For a while I was attempting to build visual stimulus in the Rift, but they always seemed off. Sense of depth was off, it seemed difficult to fuse the two images at more than one small region at a time, and there were lots of candidates for why:
- a miscalculation in the virtual eye position, resulting in the wrong binocular disparity
- a miscalibration of the physical Rift (the lens depth is deliberately adjustable, and there are multiple choices for lens cups; our DK1 also had a bad habit of letting the screen pop out of place up to maybe an inch on the right side)
- lack of multisampling causing a lack of sub-pixel information, which may be of particular importance considering the DK1’s low resolution
- incorrect chromatic abberation correction causing visual acuity to suffer away from image and lens center (which could have been separate, competing problems in the case of miscalibration)
- something wrong in the distortion shader, causing subtle, stereo-cue destroying misalignments
Here’s two images I used to test. In both images, I tried to center my view on on a single “corner” point of a grid pattern, marked with a red dot; image center is marked with yellow axes.

**DATA SHOWN:**

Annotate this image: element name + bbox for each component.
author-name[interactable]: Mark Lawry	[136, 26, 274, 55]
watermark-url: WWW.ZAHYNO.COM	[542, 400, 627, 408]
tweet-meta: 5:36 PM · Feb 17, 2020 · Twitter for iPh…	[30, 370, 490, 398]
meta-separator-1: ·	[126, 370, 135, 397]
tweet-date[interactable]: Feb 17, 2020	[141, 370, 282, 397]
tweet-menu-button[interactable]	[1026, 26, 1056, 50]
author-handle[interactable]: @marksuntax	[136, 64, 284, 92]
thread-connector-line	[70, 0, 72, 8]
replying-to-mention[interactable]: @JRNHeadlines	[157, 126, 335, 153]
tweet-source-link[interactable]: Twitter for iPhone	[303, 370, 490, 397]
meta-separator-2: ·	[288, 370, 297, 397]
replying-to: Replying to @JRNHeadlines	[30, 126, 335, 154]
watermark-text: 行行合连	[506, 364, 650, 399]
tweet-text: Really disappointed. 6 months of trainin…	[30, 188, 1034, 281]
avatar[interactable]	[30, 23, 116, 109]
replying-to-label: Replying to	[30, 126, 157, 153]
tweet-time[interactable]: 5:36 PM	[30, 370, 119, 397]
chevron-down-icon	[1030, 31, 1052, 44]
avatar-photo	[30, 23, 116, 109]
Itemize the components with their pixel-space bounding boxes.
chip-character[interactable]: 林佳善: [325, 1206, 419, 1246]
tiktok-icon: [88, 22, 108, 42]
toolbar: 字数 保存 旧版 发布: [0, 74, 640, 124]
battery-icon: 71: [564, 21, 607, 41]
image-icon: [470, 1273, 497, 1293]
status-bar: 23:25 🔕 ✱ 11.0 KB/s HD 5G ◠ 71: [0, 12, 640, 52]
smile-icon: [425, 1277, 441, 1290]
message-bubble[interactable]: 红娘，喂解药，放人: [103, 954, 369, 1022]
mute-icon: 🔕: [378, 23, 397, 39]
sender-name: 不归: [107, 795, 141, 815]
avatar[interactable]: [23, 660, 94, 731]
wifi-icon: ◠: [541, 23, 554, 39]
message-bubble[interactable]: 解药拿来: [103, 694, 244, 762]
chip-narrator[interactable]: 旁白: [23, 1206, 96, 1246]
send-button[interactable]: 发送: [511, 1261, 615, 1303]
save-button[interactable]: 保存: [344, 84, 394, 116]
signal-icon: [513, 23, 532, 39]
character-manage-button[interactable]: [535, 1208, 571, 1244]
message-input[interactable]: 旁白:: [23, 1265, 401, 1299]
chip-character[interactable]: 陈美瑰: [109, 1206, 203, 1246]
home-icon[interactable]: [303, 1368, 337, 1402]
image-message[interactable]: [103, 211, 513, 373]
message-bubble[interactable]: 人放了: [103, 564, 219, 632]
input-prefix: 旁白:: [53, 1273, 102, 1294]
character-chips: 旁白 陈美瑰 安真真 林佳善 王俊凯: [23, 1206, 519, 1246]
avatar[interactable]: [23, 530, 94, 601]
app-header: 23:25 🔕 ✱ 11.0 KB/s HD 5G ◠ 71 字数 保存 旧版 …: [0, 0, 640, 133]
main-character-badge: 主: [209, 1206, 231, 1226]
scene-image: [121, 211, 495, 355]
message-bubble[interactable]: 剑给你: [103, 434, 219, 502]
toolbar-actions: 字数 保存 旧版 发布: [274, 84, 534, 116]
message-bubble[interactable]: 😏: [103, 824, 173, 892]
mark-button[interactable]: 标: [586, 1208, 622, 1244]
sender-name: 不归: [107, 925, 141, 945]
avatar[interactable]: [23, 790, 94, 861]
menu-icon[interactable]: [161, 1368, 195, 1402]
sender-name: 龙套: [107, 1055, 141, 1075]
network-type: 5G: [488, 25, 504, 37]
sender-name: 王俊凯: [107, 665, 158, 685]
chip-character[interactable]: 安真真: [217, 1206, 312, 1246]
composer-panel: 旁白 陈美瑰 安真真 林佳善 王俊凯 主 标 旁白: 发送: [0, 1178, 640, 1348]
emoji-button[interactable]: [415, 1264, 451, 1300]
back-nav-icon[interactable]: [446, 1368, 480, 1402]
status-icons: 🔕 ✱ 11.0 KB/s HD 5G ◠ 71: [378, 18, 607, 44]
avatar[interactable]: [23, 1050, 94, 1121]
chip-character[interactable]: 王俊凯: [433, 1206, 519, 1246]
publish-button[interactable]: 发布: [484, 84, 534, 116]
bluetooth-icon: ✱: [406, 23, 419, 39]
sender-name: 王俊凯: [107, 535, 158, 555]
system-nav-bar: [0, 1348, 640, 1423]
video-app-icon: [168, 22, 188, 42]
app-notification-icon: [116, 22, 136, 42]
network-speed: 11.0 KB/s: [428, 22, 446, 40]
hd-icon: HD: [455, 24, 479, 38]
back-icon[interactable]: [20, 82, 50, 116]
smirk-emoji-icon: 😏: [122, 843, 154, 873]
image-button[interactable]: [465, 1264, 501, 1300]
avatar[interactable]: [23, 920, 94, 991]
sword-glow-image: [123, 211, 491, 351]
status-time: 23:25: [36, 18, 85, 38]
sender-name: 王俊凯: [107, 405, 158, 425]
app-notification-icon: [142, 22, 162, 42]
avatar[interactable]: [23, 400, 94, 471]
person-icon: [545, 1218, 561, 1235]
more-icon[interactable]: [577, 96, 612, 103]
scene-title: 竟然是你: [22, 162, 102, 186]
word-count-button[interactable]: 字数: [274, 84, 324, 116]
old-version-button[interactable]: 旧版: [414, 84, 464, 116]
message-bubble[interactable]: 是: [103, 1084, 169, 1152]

**QUESTIONS ON THE MATERIAL:**
1. Answer these from the passage about stereo problems in the Rift, one line each:
(a) What marks the image center in the test images?
(b) How far could the screen of the DK1 pop out of place, and on which side?
(c) Apart from depth seeming off, what difficulty with fusing the two images does the passage describe?
2. Carry on the passage about stereo problems in the Rift, starting after its last sentence.

**ANSWERS GIVEN:**
1.
(a) Yellow axes mark the image center.
(b) It could pop out up to maybe an inch, on the right side.
(c) It seemed difficult to fuse the two images at more than one small region at a time.

2.
First, from the official OculusWorldDemo:
So, that’s roughly where we want our eye-center red dots to be, relative to image center.
And from our code:
Which matches what I was experiencing with the undistorted images in the Rift — things were in almost the right places, but differences between the images seem exaggerated in not immediately coherent ways.
The key difference is in the shape of the individual eye’s images. In the image from my code, the shape of the right eye image is “flipped” relative to the official demo’s; or rather, our code hadn’t flipped the right eye’s coordinate system, relative to the left’s.
This is most apparent with the hard right edge — I’d written this off before as a mismatch in screen resolutions between PC and rift causing the screen to get cut off, but nope, turns out that lurking deep within OculusRoomTiny (the blueprint for our Rift integration), the center offset for the right eye was being inverted before being passed to the shader. This happened well away from the rest of the rendering code, so it was easy to miss.
I changed our code to match — and the difference was striking. Full stereo fusion came naturally, and general visual acuity and awareness of the scene was improved. And so was awareness of a whole host of new flaws in the scene — the lack of multisampling and screen door effect were much more apparent, tracking errors more annoying, and errors in recreations of realistic scenes far more in focus. It’s interesting how thoroughly the distortion misalignment dominated those other visual artifacts.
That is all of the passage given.